• Work to do: Go through the entries below and write each one out exactly.

# # # # # # #

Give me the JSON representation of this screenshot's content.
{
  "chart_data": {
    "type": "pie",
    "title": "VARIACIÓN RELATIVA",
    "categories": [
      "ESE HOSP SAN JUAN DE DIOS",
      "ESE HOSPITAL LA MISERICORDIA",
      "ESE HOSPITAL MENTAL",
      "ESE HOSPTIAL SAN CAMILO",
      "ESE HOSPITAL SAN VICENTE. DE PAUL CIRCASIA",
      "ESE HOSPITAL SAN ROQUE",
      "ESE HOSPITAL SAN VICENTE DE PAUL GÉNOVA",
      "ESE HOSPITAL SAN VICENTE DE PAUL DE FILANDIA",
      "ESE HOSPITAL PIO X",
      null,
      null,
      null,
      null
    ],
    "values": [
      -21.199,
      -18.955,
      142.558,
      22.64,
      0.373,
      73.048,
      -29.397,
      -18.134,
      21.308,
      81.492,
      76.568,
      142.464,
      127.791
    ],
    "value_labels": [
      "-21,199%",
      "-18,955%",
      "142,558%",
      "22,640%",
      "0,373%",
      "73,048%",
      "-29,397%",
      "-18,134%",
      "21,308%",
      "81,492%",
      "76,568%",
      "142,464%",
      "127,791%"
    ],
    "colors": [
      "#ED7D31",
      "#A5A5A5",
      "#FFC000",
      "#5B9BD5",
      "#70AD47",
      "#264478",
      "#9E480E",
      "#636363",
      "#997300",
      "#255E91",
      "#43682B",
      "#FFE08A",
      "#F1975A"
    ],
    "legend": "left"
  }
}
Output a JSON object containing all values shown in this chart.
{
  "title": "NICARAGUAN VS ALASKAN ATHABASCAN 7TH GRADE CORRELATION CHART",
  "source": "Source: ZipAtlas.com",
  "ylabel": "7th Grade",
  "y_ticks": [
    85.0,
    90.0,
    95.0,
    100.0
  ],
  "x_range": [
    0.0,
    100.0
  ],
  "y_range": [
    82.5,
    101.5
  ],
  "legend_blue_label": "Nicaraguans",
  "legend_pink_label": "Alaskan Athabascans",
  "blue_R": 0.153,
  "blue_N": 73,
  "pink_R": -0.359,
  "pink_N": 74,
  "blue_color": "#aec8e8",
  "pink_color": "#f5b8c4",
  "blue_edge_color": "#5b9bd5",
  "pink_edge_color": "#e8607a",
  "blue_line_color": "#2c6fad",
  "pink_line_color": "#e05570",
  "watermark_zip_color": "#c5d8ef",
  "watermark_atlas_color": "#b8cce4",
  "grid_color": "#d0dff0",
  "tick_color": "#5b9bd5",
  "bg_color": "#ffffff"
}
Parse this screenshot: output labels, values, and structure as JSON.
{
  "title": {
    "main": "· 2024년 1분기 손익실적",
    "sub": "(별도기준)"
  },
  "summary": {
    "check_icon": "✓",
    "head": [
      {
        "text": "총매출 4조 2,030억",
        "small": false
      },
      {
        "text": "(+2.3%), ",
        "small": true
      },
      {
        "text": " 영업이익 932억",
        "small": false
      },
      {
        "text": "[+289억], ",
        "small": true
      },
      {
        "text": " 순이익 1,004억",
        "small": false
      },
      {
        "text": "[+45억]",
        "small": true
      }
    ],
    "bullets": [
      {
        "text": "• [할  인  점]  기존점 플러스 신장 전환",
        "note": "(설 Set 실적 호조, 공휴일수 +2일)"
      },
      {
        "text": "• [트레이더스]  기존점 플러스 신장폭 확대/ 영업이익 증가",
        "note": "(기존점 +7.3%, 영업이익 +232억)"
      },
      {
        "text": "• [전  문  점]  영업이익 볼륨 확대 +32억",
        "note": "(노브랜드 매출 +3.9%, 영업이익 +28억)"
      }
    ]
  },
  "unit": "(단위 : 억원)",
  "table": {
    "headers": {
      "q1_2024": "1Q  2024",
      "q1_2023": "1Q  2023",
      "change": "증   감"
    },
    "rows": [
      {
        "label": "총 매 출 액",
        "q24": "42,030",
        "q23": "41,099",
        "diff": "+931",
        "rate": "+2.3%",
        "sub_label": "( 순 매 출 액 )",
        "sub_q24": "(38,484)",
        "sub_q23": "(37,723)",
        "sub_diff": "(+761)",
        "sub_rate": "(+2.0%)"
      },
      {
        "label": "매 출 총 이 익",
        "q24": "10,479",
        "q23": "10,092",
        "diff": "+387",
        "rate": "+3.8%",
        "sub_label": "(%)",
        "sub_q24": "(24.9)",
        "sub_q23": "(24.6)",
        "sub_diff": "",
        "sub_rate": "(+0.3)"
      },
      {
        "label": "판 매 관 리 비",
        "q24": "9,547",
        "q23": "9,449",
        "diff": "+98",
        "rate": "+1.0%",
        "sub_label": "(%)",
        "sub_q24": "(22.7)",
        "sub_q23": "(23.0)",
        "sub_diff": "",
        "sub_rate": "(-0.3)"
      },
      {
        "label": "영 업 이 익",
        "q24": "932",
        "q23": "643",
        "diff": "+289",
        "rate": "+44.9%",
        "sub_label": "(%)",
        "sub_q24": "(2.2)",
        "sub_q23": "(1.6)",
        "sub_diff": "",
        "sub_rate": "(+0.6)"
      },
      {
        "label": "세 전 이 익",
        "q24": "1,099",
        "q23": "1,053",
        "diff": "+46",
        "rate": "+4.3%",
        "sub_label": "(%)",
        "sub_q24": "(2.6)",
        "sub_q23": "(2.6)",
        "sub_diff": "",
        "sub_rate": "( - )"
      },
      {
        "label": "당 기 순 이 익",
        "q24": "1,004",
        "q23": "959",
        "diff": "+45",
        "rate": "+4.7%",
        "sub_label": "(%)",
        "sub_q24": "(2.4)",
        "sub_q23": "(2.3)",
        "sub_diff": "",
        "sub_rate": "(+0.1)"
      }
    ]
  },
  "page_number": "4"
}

# # # # # # #

• Response for this exercise:
Give me the JSON representation of this screenshot's content.
{
  "chart_data": {
    "type": "pie",
    "title": "VARIACIÓN RELATIVA",
    "categories": [
      "ESE HOSP SAN JUAN DE DIOS",
      "ESE HOSPITAL LA MISERICORDIA",
      "ESE HOSPITAL MENTAL",
      "ESE HOSPTIAL SAN CAMILO",
      "ESE HOSPITAL SAN VICENTE. DE PAUL CIRCASIA",
      "ESE HOSPITAL SAN ROQUE",
      "ESE HOSPITAL SAN VICENTE DE PAUL GÉNOVA",
      "ESE HOSPITAL SAN VICENTE DE PAUL DE FILANDIA",
      "ESE HOSPITAL PIO X",
      null,
      null,
      null,
      null
    ],
    "values": [
      -21.199,
      -18.955,
      142.558,
      22.64,
      0.373,
      73.048,
      -29.397,
      -18.134,
      21.308,
      81.492,
      76.568,
      142.464,
      127.791
    ],
    "value_labels": [
      "-21,199%",
      "-18,955%",
      "142,558%",
      "22,640%",
      "0,373%",
      "73,048%",
      "-29,397%",
      "-18,134%",
      "21,308%",
      "81,492%",
      "76,568%",
      "142,464%",
      "127,791%"
    ],
    "colors": [
      "#ED7D31",
      "#A5A5A5",
      "#FFC000",
      "#5B9BD5",
      "#70AD47",
      "#264478",
      "#9E480E",
      "#636363",
      "#997300",
      "#255E91",
      "#43682B",
      "#FFE08A",
      "#F1975A"
    ],
    "legend": "left"
  }
}
Output a JSON object containing all values shown in this chart.
{
  "title": "NICARAGUAN VS ALASKAN ATHABASCAN 7TH GRADE CORRELATION CHART",
  "source": "Source: ZipAtlas.com",
  "ylabel": "7th Grade",
  "y_ticks": [
    85.0,
    90.0,
    95.0,
    100.0
  ],
  "x_range": [
    0.0,
    100.0
  ],
  "y_range": [
    82.5,
    101.5
  ],
  "legend_blue_label": "Nicaraguans",
  "legend_pink_label": "Alaskan Athabascans",
  "blue_R": 0.153,
  "blue_N": 73,
  "pink_R": -0.359,
  "pink_N": 74,
  "blue_color": "#aec8e8",
  "pink_color": "#f5b8c4",
  "blue_edge_color": "#5b9bd5",
  "pink_edge_color": "#e8607a",
  "blue_line_color": "#2c6fad",
  "pink_line_color": "#e05570",
  "watermark_zip_color": "#c5d8ef",
  "watermark_atlas_color": "#b8cce4",
  "grid_color": "#d0dff0",
  "tick_color": "#5b9bd5",
  "bg_color": "#ffffff"
}
Parse this screenshot: output labels, values, and structure as JSON.
{
  "title": {
    "main": "· 2024년 1분기 손익실적",
    "sub": "(별도기준)"
  },
  "summary": {
    "check_icon": "✓",
    "head": [
      {
        "text": "총매출 4조 2,030억",
        "small": false
      },
      {
        "text": "(+2.3%), ",
        "small": true
      },
      {
        "text": " 영업이익 932억",
        "small": false
      },
      {
        "text": "[+289억], ",
        "small": true
      },
      {
        "text": " 순이익 1,004억",
        "small": false
      },
      {
        "text": "[+45억]",
        "small": true
      }
    ],
    "bullets": [
      {
        "text": "• [할  인  점]  기존점 플러스 신장 전환",
        "note": "(설 Set 실적 호조, 공휴일수 +2일)"
      },
      {
        "text": "• [트레이더스]  기존점 플러스 신장폭 확대/ 영업이익 증가",
        "note": "(기존점 +7.3%, 영업이익 +232억)"
      },
      {
        "text": "• [전  문  점]  영업이익 볼륨 확대 +32억",
        "note": "(노브랜드 매출 +3.9%, 영업이익 +28억)"
      }
    ]
  },
  "unit": "(단위 : 억원)",
  "table": {
    "headers": {
      "q1_2024": "1Q  2024",
      "q1_2023": "1Q  2023",
      "change": "증   감"
    },
    "rows": [
      {
        "label": "총 매 출 액",
        "q24": "42,030",
        "q23": "41,099",
        "diff": "+931",
        "rate": "+2.3%",
        "sub_label": "( 순 매 출 액 )",
        "sub_q24": "(38,484)",
        "sub_q23": "(37,723)",
        "sub_diff": "(+761)",
        "sub_rate": "(+2.0%)"
      },
      {
        "label": "매 출 총 이 익",
        "q24": "10,479",
        "q23": "10,092",
        "diff": "+387",
        "rate": "+3.8%",
        "sub_label": "(%)",
        "sub_q24": "(24.9)",
        "sub_q23": "(24.6)",
        "sub_diff": "",
        "sub_rate": "(+0.3)"
      },
      {
        "label": "판 매 관 리 비",
        "q24": "9,547",
        "q23": "9,449",
        "diff": "+98",
        "rate": "+1.0%",
        "sub_label": "(%)",
        "sub_q24": "(22.7)",
        "sub_q23": "(23.0)",
        "sub_diff": "",
        "sub_rate": "(-0.3)"
      },
      {
        "label": "영 업 이 익",
        "q24": "932",
        "q23": "643",
        "diff": "+289",
        "rate": "+44.9%",
        "sub_label": "(%)",
        "sub_q24": "(2.2)",
        "sub_q23": "(1.6)",
        "sub_diff": "",
        "sub_rate": "(+0.6)"
      },
      {
        "label": "세 전 이 익",
        "q24": "1,099",
        "q23": "1,053",
        "diff": "+46",
        "rate": "+4.3%",
        "sub_label": "(%)",
        "sub_q24": "(2.6)",
        "sub_q23": "(2.6)",
        "sub_diff": "",
        "sub_rate": "( - )"
      },
      {
        "label": "당 기 순 이 익",
        "q24": "1,004",
        "q23": "959",
        "diff": "+45",
        "rate": "+4.7%",
        "sub_label": "(%)",
        "sub_q24": "(2.4)",
        "sub_q23": "(2.3)",
        "sub_diff": "",
        "sub_rate": "(+0.1)"
      }
    ]
  },
  "page_number": "4"
}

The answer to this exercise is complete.